-- Start of SOURCE RECORDS --
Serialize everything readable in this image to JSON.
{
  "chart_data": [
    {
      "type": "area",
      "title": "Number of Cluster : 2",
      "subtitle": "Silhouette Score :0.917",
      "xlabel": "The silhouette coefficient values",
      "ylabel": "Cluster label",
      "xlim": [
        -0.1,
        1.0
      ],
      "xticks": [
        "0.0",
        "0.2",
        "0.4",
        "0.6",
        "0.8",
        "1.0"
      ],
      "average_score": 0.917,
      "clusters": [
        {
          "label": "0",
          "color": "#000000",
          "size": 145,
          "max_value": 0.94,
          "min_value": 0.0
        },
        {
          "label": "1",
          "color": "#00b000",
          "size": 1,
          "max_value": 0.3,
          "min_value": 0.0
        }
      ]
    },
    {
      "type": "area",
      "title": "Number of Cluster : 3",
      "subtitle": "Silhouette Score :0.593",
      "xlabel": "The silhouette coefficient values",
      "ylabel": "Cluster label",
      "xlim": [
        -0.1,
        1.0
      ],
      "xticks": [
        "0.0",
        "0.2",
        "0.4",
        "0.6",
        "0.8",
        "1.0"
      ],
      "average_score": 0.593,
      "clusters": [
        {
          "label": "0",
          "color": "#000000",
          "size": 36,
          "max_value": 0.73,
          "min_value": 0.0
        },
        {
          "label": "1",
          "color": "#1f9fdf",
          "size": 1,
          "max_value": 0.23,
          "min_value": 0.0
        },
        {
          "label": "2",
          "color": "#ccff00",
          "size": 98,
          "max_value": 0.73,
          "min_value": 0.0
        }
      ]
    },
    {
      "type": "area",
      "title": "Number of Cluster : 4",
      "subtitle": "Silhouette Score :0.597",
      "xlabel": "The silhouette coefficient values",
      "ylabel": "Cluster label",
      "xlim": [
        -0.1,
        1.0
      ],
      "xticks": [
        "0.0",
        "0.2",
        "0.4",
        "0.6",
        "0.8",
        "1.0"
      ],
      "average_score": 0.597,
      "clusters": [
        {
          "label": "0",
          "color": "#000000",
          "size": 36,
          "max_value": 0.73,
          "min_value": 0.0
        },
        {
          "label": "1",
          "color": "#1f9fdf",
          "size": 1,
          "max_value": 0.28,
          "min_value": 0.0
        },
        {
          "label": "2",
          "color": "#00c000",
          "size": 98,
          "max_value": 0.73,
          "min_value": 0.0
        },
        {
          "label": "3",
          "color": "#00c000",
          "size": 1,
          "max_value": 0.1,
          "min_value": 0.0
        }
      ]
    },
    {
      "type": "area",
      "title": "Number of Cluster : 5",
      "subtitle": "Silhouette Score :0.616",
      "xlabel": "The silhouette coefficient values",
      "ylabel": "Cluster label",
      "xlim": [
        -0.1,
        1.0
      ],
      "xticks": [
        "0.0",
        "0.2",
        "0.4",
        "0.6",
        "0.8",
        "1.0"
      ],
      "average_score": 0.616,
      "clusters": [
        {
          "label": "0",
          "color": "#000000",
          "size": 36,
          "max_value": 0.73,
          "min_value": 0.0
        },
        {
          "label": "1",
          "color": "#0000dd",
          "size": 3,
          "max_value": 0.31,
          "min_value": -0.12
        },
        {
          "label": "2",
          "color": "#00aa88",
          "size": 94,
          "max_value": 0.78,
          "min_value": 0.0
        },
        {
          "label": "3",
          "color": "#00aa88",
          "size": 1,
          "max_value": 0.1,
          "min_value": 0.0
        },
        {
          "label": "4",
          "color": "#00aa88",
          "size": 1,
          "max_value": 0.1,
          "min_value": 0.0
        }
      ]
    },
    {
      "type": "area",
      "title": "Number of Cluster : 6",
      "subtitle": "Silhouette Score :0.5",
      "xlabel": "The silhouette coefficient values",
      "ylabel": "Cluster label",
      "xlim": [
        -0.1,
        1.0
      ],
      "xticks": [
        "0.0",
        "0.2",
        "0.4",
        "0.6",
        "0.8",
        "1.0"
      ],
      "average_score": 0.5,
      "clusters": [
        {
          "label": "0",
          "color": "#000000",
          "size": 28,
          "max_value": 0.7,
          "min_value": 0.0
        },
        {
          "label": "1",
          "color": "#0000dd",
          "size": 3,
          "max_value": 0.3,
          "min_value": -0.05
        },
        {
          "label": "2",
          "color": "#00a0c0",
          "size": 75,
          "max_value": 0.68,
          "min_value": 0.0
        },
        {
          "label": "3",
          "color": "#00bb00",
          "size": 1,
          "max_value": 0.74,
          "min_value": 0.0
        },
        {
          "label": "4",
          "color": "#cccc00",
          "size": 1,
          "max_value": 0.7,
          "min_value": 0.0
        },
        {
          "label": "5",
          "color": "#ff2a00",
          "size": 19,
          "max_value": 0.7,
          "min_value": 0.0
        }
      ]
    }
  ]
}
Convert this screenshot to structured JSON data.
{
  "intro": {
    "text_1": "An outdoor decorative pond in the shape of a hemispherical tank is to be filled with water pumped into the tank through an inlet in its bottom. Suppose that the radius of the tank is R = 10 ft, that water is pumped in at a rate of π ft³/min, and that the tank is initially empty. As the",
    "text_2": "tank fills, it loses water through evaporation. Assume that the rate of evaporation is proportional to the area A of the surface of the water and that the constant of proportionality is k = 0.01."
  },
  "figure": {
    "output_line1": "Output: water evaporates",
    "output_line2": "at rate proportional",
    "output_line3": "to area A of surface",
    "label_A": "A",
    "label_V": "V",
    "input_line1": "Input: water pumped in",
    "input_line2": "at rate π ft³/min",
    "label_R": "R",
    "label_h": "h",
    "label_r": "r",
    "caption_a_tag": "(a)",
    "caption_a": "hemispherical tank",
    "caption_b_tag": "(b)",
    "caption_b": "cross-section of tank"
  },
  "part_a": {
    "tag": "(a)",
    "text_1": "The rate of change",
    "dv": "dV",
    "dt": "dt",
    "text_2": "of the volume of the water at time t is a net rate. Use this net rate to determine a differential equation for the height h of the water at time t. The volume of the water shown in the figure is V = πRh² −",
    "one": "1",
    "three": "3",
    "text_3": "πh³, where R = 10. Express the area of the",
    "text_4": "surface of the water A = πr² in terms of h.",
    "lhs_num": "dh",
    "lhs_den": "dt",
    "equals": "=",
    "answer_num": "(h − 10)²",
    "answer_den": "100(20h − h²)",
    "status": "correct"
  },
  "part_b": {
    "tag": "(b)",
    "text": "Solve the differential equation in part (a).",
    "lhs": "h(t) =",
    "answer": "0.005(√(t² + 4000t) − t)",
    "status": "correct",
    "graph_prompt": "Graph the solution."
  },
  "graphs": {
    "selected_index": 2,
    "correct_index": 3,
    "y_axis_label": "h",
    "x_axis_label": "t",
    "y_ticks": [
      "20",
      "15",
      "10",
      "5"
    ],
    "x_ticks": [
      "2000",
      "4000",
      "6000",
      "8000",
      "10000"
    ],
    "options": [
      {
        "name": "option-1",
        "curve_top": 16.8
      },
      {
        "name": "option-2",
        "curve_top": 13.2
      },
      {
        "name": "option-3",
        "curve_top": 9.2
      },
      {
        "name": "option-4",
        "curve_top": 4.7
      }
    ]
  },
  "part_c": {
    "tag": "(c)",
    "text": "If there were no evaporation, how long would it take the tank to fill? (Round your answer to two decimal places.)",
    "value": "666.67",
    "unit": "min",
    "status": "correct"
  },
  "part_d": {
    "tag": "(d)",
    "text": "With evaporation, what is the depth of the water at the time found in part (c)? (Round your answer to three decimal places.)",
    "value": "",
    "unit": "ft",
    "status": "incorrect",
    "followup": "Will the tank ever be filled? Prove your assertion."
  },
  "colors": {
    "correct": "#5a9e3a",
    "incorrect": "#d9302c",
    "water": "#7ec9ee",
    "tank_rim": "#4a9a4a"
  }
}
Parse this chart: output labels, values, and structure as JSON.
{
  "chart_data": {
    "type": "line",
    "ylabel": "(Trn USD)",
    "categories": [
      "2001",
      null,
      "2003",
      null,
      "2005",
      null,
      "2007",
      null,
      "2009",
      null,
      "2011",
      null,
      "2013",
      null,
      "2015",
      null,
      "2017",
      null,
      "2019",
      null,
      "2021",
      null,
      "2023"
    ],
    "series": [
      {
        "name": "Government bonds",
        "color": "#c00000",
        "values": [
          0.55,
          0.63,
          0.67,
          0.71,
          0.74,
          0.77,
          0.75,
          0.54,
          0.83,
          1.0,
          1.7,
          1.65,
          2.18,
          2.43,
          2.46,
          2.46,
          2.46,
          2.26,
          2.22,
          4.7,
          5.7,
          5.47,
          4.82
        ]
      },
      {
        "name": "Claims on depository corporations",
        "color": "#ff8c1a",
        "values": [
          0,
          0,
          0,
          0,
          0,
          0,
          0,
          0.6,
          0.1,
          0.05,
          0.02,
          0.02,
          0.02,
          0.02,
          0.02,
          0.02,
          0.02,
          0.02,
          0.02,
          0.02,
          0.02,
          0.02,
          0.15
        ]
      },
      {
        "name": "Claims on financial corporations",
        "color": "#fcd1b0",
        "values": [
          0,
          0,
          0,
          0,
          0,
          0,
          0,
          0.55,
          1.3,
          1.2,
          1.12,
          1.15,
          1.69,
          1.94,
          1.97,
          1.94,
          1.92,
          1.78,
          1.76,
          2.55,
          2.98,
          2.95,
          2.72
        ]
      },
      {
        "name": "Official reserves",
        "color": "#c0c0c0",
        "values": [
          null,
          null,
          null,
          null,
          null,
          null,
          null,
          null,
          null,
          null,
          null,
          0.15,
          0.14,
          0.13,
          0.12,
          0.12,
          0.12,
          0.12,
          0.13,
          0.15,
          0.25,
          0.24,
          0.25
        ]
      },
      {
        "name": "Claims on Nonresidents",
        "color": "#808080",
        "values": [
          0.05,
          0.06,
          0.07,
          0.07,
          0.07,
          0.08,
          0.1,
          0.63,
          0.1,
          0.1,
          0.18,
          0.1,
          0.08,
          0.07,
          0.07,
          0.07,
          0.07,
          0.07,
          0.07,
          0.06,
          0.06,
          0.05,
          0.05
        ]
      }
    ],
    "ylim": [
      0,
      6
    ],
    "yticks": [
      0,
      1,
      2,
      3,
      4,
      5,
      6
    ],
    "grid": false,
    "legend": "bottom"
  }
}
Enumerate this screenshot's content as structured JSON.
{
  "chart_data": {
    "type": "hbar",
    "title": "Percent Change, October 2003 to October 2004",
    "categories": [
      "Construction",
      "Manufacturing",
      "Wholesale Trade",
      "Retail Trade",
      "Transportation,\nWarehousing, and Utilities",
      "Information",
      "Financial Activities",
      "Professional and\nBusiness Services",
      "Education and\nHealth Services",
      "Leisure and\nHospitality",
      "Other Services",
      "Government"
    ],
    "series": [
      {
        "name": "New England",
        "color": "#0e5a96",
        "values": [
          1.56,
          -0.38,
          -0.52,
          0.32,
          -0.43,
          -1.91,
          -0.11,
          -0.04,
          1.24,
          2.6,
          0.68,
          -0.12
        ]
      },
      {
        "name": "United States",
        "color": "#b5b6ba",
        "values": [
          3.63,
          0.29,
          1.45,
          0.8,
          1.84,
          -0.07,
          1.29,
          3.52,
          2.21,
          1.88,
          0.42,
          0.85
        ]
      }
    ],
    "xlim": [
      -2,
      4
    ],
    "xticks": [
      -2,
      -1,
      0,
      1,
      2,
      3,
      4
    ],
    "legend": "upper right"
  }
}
-- End of SOURCE RECORDS --
From the entries above, pull out each line that includes "corporations".

[WRITTEN ANSWER]:
        "name": "Claims on depository corporations",
        "name": "Claims on financial corporations",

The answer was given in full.